[Data items]
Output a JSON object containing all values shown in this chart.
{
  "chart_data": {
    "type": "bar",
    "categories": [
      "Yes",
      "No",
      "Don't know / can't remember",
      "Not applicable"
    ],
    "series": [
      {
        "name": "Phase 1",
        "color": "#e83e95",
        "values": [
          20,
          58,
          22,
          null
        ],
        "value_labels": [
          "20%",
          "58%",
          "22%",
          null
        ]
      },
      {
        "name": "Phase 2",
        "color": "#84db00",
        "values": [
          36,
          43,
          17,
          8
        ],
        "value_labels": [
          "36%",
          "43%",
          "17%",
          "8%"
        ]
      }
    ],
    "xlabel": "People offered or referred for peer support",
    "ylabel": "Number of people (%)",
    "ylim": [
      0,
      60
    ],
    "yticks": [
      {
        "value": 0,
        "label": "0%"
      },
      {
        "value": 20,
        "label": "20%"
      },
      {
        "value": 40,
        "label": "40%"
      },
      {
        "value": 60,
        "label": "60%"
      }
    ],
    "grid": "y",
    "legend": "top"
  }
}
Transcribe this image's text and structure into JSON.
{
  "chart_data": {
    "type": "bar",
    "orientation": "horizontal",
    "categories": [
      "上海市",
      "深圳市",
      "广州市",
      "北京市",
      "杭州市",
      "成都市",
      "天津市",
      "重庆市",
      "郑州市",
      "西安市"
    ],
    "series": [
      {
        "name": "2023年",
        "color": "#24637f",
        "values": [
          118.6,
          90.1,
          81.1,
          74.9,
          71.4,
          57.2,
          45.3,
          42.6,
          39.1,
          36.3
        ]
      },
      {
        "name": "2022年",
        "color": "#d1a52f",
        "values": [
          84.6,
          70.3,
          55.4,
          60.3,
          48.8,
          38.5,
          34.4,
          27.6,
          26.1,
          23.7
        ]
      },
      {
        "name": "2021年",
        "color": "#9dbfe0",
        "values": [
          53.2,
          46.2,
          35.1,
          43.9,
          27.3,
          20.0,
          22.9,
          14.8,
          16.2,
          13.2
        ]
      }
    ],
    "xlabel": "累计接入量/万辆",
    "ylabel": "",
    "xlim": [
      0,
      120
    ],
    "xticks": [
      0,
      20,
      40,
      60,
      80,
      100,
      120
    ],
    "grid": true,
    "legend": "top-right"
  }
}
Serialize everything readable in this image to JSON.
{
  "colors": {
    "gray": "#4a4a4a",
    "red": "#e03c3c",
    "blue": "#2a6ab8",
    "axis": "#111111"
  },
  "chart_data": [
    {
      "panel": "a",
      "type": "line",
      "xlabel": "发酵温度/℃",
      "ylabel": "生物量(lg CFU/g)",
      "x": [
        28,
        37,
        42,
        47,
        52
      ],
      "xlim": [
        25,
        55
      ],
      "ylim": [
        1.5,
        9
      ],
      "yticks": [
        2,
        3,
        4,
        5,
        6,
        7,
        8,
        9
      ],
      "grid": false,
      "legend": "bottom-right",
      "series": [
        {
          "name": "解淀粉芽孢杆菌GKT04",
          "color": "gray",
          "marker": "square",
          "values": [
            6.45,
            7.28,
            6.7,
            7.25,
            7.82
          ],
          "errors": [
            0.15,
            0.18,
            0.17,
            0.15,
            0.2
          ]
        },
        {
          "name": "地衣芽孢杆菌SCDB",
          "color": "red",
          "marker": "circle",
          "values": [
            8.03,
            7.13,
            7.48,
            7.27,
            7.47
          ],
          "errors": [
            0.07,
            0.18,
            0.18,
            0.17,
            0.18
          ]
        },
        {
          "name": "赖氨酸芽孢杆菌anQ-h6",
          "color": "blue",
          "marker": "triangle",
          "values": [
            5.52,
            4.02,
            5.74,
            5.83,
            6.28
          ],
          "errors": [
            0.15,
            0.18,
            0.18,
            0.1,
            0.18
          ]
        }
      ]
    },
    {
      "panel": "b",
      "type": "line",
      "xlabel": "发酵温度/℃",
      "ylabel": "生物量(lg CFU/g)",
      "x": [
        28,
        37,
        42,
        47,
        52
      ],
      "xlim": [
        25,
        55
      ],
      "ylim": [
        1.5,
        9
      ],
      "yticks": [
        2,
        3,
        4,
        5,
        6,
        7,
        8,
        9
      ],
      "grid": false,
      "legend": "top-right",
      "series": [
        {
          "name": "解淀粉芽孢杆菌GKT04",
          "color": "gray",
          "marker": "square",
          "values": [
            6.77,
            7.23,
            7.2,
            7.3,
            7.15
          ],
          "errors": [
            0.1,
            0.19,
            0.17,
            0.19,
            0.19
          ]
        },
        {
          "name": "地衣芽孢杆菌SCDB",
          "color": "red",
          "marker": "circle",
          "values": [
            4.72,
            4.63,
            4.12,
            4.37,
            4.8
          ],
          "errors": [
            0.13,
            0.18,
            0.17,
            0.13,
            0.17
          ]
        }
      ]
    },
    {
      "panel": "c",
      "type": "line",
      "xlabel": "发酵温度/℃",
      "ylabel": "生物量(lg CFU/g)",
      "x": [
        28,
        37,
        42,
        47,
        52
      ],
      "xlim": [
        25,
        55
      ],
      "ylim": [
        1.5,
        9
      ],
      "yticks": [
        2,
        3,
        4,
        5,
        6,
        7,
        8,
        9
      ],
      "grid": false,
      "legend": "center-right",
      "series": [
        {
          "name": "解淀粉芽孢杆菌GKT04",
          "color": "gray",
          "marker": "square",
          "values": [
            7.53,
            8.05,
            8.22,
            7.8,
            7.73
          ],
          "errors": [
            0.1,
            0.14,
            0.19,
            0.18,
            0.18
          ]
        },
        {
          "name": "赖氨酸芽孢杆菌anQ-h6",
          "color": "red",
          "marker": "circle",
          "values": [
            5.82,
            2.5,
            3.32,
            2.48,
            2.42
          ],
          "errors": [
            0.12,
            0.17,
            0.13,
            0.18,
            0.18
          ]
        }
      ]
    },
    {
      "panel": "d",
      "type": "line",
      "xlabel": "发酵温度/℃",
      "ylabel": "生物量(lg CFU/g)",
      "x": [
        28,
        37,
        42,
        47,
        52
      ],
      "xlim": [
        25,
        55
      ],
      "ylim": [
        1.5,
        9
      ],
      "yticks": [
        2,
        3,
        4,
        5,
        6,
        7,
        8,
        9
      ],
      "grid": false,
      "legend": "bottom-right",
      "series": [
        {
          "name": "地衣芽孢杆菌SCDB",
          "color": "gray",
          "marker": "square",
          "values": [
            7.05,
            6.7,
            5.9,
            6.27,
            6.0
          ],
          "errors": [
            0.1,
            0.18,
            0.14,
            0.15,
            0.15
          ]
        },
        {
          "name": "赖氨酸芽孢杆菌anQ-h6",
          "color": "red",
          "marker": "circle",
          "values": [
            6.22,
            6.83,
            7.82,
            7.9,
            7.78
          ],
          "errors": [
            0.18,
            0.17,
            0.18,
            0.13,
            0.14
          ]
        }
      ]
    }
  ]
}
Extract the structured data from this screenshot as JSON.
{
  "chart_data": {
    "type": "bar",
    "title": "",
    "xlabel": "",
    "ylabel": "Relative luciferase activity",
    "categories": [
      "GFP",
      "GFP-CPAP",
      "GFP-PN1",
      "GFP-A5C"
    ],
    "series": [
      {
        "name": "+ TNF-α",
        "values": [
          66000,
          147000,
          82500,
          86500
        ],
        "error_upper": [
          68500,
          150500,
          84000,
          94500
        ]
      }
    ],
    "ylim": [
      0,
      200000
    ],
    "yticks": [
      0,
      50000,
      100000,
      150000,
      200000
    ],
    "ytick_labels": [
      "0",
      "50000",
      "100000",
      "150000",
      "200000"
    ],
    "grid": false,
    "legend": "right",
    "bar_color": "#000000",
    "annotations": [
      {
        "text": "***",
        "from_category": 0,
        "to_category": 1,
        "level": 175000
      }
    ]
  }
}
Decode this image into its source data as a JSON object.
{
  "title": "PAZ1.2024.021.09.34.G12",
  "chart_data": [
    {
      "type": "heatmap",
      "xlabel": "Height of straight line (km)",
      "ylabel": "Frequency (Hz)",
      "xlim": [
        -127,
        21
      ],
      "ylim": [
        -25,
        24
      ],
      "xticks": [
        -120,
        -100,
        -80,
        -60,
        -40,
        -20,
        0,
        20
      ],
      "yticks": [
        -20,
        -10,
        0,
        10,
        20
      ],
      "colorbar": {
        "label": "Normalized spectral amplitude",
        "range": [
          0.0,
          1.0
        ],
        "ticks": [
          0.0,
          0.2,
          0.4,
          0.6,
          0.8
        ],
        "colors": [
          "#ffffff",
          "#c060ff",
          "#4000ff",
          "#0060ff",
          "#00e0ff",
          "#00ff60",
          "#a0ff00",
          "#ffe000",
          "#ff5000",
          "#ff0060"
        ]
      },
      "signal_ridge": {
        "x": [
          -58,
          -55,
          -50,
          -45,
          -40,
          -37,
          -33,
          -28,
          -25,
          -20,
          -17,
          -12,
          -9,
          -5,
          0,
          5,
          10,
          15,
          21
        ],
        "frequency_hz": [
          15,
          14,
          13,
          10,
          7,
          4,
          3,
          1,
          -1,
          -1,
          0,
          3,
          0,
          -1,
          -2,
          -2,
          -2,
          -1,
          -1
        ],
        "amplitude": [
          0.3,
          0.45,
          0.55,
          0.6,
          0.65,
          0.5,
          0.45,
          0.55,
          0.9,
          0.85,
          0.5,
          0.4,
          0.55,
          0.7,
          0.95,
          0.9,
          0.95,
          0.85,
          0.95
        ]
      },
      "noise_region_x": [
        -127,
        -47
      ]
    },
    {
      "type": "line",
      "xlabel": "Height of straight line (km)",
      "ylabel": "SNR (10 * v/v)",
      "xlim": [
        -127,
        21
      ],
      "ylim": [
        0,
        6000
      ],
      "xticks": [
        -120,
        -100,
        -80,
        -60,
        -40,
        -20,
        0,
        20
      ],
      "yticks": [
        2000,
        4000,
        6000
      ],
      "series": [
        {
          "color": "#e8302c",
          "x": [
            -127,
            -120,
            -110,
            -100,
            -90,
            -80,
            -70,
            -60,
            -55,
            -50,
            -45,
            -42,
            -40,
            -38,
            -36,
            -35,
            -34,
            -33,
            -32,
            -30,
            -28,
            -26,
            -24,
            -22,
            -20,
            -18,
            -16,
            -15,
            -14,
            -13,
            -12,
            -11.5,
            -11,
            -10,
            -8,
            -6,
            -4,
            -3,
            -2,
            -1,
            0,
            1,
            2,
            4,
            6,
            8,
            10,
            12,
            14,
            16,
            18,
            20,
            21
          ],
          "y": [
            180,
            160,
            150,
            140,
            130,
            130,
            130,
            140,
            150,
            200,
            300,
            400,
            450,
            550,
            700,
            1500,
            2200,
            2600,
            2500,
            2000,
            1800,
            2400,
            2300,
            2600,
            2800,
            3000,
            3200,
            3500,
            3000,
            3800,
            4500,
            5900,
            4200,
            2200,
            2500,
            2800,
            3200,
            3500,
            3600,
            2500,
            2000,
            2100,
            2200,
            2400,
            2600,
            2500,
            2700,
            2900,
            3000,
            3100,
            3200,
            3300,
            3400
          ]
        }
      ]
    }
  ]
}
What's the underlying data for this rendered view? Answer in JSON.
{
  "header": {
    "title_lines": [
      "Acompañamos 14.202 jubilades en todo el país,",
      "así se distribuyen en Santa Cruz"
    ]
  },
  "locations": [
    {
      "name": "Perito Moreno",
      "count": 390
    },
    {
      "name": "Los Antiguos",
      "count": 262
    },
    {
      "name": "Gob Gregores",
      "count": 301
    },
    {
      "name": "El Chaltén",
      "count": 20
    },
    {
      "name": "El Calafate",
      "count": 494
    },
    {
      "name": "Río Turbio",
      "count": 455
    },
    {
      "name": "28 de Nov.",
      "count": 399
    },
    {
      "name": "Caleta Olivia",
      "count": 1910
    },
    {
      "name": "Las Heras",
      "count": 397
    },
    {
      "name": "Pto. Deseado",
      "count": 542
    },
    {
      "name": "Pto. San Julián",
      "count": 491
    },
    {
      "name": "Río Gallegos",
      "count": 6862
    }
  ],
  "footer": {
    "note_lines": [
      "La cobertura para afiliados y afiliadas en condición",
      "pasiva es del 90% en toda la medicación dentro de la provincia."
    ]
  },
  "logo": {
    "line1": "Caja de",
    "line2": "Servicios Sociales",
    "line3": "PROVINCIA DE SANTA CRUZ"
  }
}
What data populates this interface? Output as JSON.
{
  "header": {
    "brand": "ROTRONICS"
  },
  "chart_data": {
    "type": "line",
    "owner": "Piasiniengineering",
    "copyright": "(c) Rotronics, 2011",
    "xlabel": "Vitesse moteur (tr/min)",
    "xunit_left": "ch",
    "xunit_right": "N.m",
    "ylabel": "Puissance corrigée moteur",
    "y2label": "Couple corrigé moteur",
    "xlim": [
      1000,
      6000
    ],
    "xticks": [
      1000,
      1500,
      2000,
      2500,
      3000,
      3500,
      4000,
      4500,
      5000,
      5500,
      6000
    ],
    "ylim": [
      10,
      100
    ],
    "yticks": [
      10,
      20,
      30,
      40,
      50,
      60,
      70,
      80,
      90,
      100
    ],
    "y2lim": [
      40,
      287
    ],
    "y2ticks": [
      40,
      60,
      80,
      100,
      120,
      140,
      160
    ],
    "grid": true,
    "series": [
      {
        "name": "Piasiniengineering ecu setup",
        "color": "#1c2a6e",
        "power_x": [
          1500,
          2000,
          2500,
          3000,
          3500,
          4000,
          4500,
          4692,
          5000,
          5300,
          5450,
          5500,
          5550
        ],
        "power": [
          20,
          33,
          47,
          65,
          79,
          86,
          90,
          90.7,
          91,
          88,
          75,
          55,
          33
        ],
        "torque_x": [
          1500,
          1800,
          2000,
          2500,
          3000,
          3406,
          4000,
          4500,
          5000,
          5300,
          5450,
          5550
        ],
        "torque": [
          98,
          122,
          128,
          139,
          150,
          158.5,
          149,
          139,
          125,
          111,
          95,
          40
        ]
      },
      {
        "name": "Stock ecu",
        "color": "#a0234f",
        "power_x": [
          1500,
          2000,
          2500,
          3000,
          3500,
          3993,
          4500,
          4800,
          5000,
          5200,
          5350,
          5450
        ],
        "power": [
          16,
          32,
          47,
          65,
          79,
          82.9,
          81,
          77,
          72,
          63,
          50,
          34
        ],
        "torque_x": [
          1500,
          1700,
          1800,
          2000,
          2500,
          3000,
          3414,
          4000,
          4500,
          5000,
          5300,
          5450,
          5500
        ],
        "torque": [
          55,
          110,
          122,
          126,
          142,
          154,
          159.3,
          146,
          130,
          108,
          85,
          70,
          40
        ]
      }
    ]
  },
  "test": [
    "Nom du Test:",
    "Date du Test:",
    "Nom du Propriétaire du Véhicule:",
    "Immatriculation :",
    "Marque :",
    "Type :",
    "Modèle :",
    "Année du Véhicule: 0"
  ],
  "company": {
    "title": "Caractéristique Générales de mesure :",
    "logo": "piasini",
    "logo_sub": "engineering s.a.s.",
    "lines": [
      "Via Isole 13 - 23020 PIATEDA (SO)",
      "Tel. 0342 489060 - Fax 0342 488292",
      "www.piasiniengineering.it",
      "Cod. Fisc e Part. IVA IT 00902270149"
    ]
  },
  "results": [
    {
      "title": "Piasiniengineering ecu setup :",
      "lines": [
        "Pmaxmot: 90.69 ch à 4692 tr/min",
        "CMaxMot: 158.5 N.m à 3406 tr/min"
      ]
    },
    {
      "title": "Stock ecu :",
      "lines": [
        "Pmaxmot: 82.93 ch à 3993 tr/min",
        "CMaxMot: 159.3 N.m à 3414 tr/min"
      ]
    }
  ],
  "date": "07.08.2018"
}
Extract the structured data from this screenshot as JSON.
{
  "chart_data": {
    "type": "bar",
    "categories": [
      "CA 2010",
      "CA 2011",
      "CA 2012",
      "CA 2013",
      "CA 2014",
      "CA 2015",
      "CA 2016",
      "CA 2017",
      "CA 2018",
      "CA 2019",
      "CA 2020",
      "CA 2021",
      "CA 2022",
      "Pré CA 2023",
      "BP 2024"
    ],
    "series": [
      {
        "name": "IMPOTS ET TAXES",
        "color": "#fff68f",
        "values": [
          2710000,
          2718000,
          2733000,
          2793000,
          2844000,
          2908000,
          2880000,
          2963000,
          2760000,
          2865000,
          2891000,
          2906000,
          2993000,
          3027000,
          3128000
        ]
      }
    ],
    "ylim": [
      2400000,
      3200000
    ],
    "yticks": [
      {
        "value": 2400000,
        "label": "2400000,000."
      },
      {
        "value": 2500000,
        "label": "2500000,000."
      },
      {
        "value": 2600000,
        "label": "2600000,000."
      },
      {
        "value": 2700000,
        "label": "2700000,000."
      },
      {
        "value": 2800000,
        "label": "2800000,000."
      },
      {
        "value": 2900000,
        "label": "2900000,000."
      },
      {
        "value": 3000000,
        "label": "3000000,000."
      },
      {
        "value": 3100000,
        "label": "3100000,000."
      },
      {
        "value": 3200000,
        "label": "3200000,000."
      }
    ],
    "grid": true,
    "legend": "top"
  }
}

▶ _Given task_
Lines in the records that hold the word "amplitude" are to be counted; give only the total.

▶ _Reply_
2